- TO BE DONE:
Pull out from the material below all lines with "Record".

** begin **

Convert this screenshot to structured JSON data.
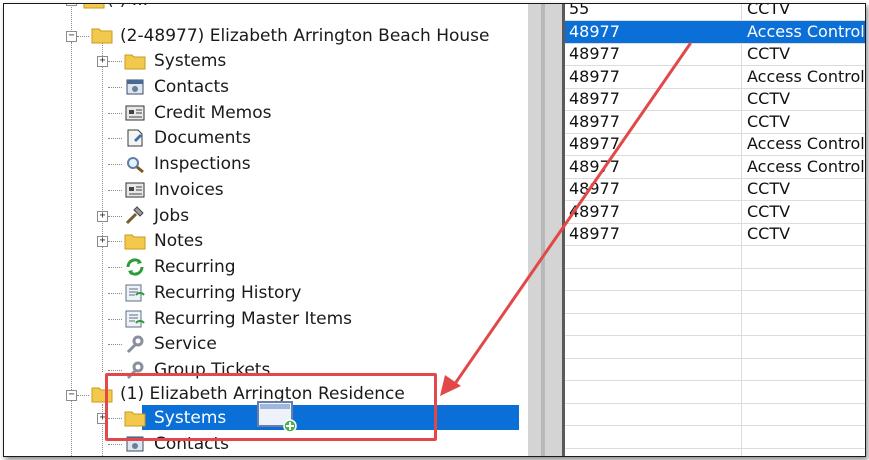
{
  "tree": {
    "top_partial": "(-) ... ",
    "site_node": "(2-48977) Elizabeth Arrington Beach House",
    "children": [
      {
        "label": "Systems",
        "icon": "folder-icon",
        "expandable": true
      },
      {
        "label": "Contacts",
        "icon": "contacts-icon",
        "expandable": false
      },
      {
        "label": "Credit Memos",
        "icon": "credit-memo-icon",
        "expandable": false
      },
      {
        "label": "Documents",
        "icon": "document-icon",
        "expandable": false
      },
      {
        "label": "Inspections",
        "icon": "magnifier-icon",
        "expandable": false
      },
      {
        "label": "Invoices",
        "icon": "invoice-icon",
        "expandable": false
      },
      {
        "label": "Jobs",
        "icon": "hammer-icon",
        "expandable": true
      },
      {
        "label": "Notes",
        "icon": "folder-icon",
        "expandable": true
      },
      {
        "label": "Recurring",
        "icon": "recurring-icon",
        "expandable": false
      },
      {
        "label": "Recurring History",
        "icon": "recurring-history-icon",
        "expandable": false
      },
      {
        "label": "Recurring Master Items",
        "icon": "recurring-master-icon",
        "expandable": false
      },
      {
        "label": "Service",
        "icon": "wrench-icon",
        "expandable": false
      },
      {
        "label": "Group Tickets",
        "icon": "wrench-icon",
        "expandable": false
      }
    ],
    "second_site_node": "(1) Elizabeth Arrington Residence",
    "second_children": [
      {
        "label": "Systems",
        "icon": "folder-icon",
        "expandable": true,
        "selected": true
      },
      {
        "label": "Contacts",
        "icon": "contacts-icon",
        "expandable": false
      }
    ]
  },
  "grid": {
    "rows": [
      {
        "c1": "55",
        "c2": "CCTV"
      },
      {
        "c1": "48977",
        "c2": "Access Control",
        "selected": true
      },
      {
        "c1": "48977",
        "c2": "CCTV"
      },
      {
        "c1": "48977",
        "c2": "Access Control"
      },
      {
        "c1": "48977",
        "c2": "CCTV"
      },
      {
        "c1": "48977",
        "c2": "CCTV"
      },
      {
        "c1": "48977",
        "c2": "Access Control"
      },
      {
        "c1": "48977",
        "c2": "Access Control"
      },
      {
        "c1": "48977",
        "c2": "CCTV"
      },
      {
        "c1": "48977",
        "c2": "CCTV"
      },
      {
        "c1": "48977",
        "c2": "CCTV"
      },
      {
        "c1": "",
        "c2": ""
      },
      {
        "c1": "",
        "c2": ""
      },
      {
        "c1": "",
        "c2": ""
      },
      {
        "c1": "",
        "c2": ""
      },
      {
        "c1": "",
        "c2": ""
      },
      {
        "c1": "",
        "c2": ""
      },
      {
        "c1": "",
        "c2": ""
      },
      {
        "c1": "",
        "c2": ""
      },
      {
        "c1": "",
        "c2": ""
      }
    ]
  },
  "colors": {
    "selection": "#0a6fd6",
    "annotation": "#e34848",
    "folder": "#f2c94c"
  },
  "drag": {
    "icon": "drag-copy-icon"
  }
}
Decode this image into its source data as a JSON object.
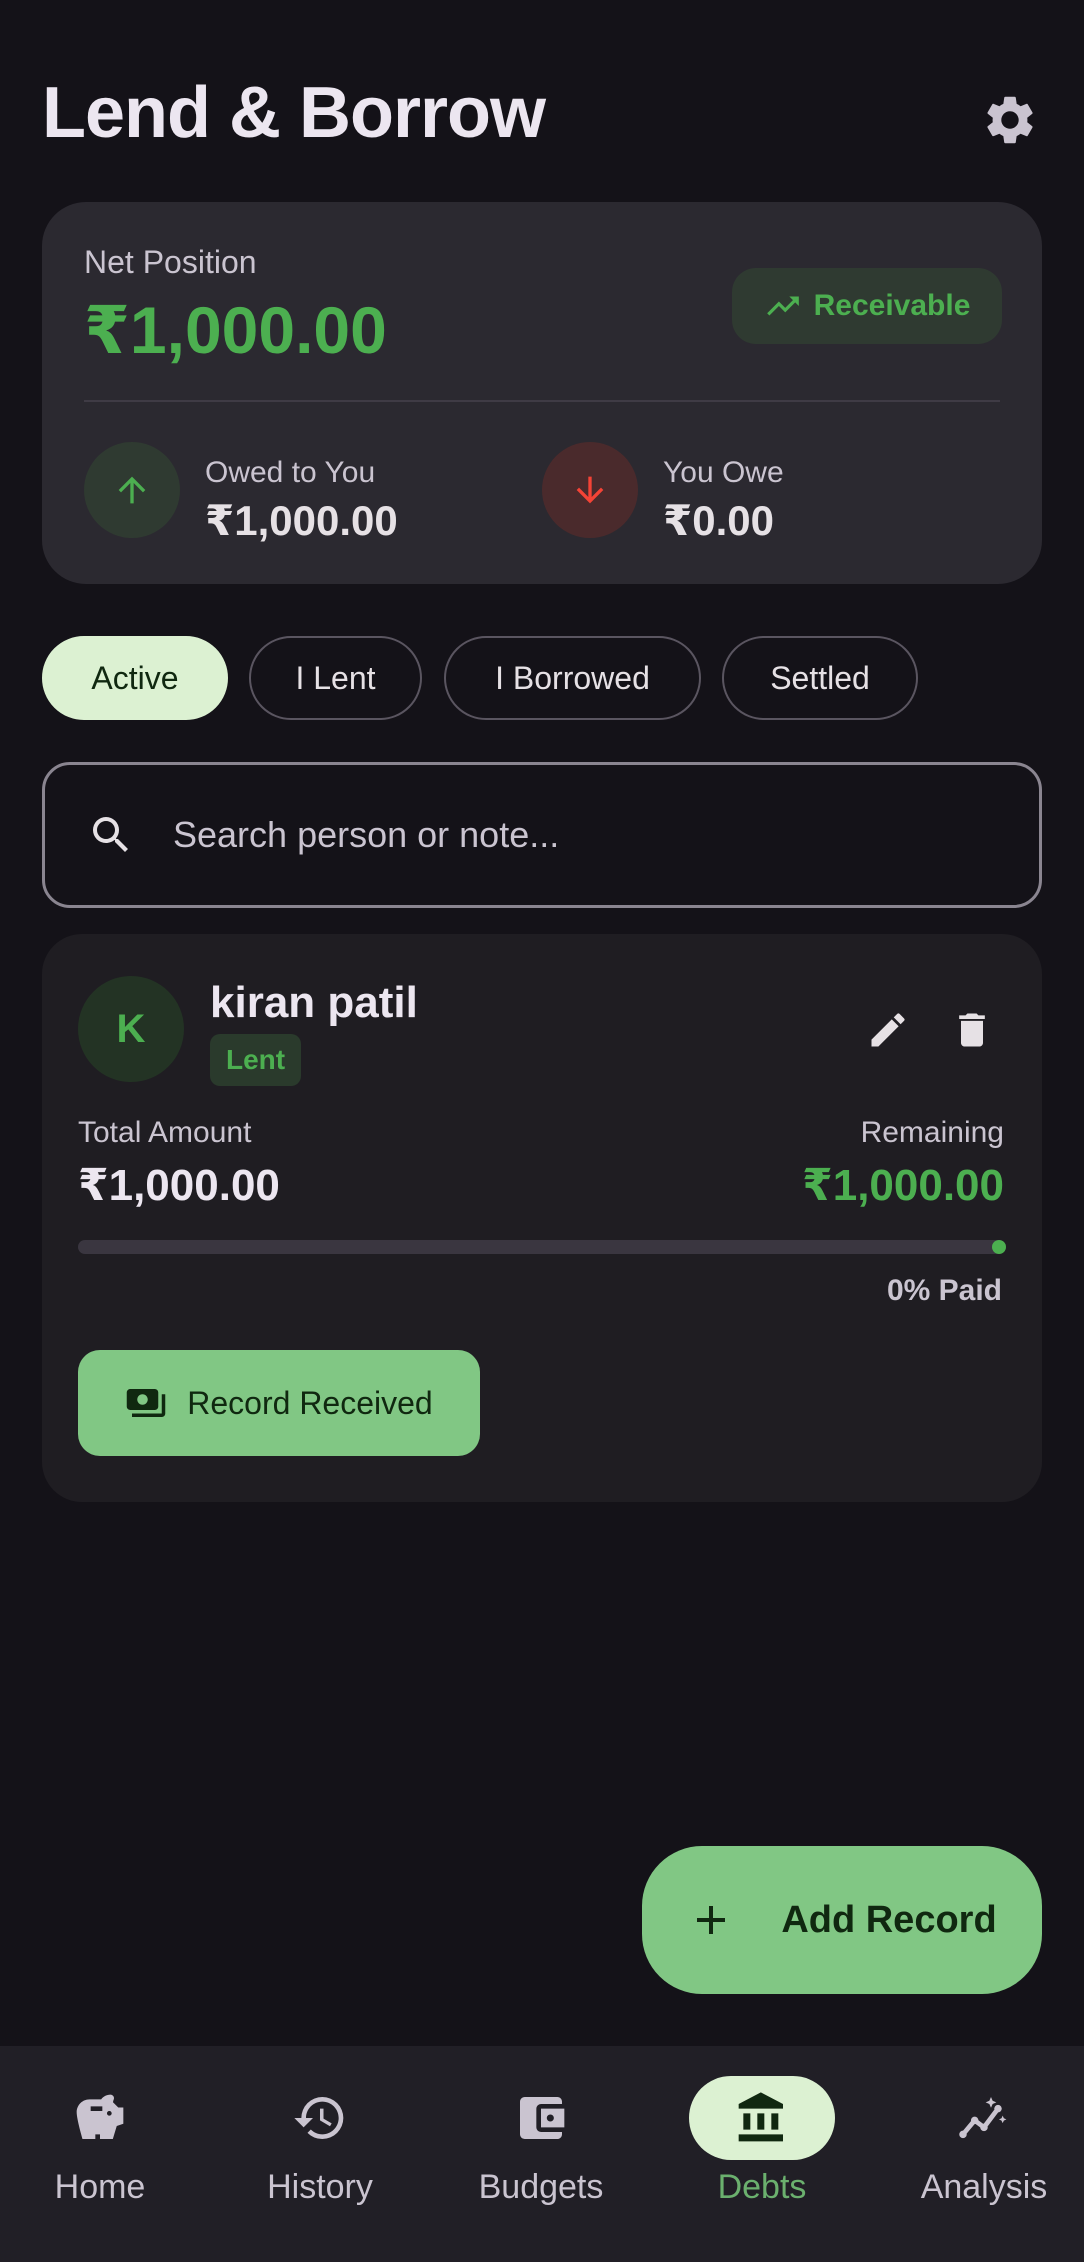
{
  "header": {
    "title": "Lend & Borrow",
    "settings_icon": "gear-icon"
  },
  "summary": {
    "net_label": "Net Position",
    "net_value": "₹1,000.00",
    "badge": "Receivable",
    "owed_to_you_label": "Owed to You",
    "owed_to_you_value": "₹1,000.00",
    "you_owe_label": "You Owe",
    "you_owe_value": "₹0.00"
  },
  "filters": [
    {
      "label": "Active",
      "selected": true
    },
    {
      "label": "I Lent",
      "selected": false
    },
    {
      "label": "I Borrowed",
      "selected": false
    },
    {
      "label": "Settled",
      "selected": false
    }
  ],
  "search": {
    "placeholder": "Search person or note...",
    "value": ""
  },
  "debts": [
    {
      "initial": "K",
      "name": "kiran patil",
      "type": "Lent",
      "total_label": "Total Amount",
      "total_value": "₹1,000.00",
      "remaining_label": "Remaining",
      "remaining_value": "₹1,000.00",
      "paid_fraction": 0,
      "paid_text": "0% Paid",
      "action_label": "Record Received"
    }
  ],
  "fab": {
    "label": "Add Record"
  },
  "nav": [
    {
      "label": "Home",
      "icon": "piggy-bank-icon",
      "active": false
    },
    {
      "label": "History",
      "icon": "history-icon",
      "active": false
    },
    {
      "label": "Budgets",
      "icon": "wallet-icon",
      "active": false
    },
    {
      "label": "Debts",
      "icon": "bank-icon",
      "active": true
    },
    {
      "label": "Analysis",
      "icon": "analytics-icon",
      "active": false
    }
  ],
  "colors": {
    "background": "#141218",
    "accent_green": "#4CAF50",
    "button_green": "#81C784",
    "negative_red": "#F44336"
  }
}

** end **
** begin **

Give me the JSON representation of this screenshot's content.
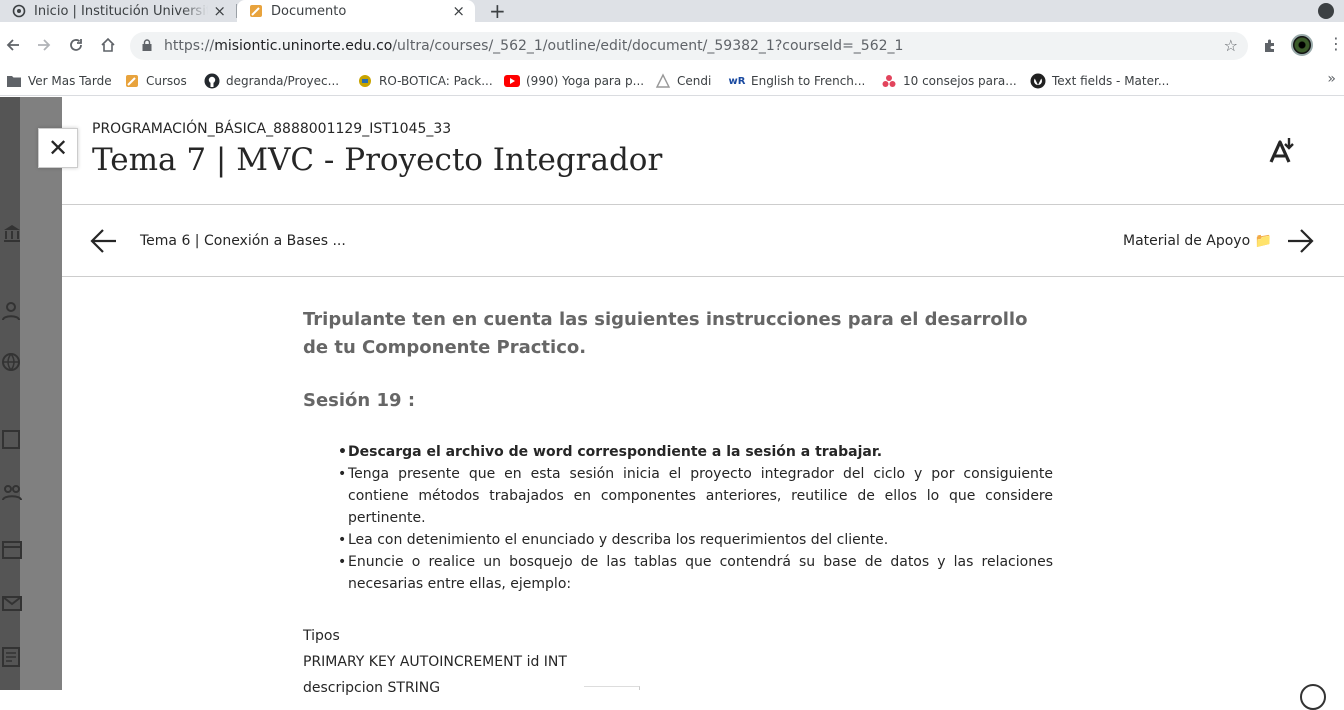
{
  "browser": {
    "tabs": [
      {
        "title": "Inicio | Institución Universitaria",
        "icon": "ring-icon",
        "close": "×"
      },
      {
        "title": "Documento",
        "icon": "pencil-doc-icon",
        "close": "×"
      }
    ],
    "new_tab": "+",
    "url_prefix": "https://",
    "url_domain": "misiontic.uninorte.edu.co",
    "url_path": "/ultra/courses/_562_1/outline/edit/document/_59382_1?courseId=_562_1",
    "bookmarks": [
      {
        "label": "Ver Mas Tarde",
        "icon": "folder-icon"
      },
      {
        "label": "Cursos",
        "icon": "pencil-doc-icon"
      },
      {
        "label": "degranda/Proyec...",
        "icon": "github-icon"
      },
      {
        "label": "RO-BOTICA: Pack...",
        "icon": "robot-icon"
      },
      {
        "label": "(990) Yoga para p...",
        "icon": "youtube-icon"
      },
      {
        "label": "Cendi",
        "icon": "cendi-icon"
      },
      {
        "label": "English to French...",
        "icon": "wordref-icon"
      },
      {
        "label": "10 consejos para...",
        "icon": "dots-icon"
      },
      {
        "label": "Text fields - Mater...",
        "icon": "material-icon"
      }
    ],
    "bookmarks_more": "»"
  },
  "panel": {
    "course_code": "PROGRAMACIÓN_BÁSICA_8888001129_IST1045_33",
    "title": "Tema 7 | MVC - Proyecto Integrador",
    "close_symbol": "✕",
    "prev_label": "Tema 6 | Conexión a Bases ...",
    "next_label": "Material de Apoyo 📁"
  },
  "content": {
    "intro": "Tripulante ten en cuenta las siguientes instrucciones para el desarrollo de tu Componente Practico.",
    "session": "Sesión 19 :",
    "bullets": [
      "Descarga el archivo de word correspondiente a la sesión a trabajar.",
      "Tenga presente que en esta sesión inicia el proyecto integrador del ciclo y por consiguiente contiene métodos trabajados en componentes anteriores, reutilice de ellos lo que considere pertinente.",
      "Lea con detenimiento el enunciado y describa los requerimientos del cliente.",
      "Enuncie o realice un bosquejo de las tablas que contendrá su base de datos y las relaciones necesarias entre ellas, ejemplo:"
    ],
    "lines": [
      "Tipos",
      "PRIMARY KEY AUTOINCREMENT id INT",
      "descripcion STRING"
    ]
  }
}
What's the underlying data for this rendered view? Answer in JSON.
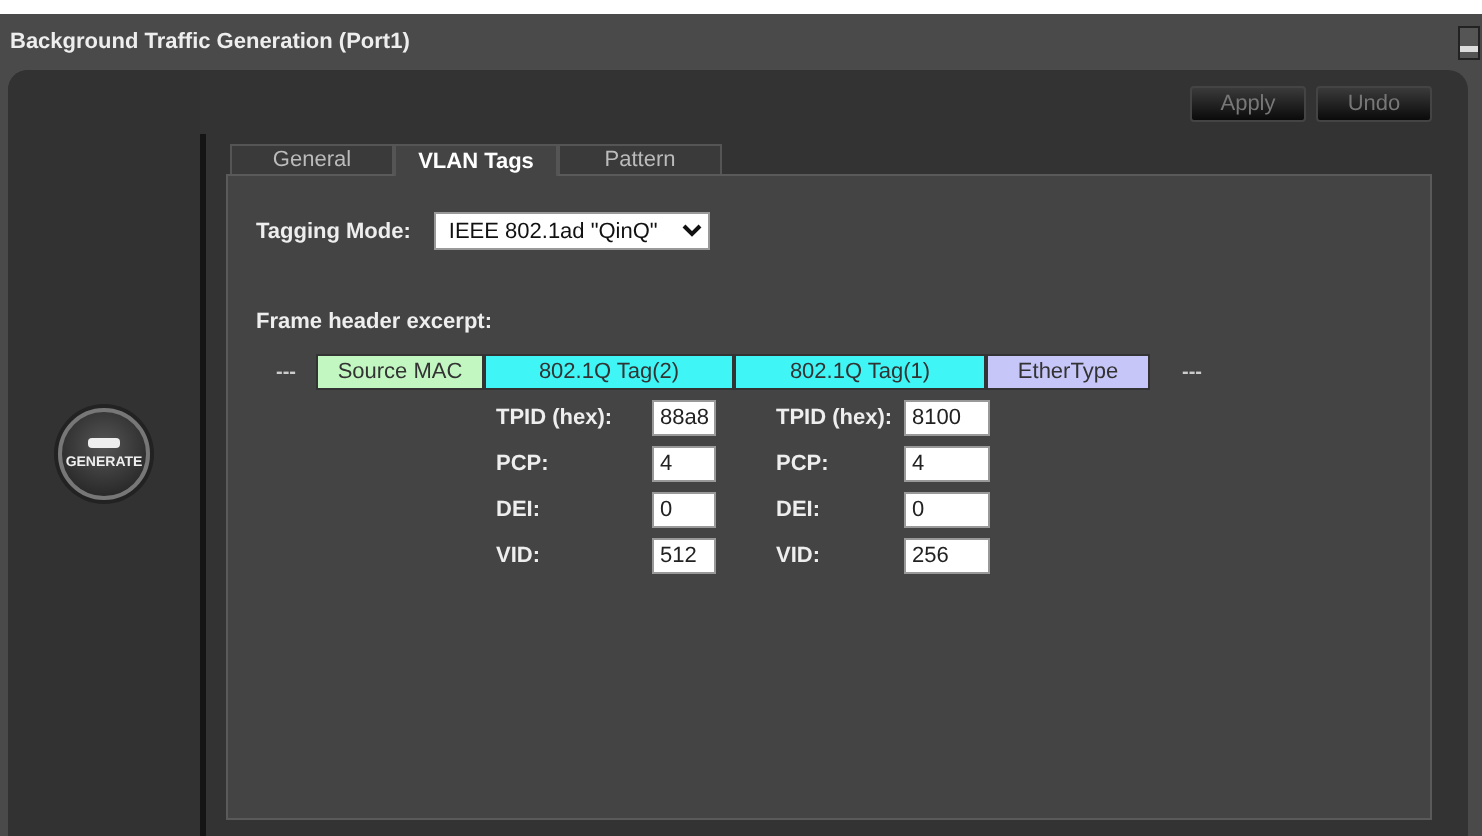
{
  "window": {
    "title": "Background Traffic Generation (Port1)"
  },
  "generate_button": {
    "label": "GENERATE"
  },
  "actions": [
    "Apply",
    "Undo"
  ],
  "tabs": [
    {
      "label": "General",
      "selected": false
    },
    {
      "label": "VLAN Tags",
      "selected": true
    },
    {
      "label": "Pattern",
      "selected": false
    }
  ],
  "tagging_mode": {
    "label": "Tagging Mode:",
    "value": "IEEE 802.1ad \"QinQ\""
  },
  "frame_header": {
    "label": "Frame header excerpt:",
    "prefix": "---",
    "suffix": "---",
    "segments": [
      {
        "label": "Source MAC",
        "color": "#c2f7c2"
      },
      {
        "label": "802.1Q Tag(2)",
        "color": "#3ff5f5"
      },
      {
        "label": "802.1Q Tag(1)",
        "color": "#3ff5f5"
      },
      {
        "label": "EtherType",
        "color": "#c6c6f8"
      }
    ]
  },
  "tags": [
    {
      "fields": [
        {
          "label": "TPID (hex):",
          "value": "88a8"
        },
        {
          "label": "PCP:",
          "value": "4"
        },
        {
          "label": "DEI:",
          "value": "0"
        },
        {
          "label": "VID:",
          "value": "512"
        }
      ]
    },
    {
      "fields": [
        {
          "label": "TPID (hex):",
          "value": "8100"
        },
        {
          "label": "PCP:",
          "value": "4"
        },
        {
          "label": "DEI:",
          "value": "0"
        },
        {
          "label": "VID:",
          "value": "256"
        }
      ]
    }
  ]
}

** end **

- PROBLEM SOLUTION:
      "action_label": "Record Received"
    "label": "Add Record"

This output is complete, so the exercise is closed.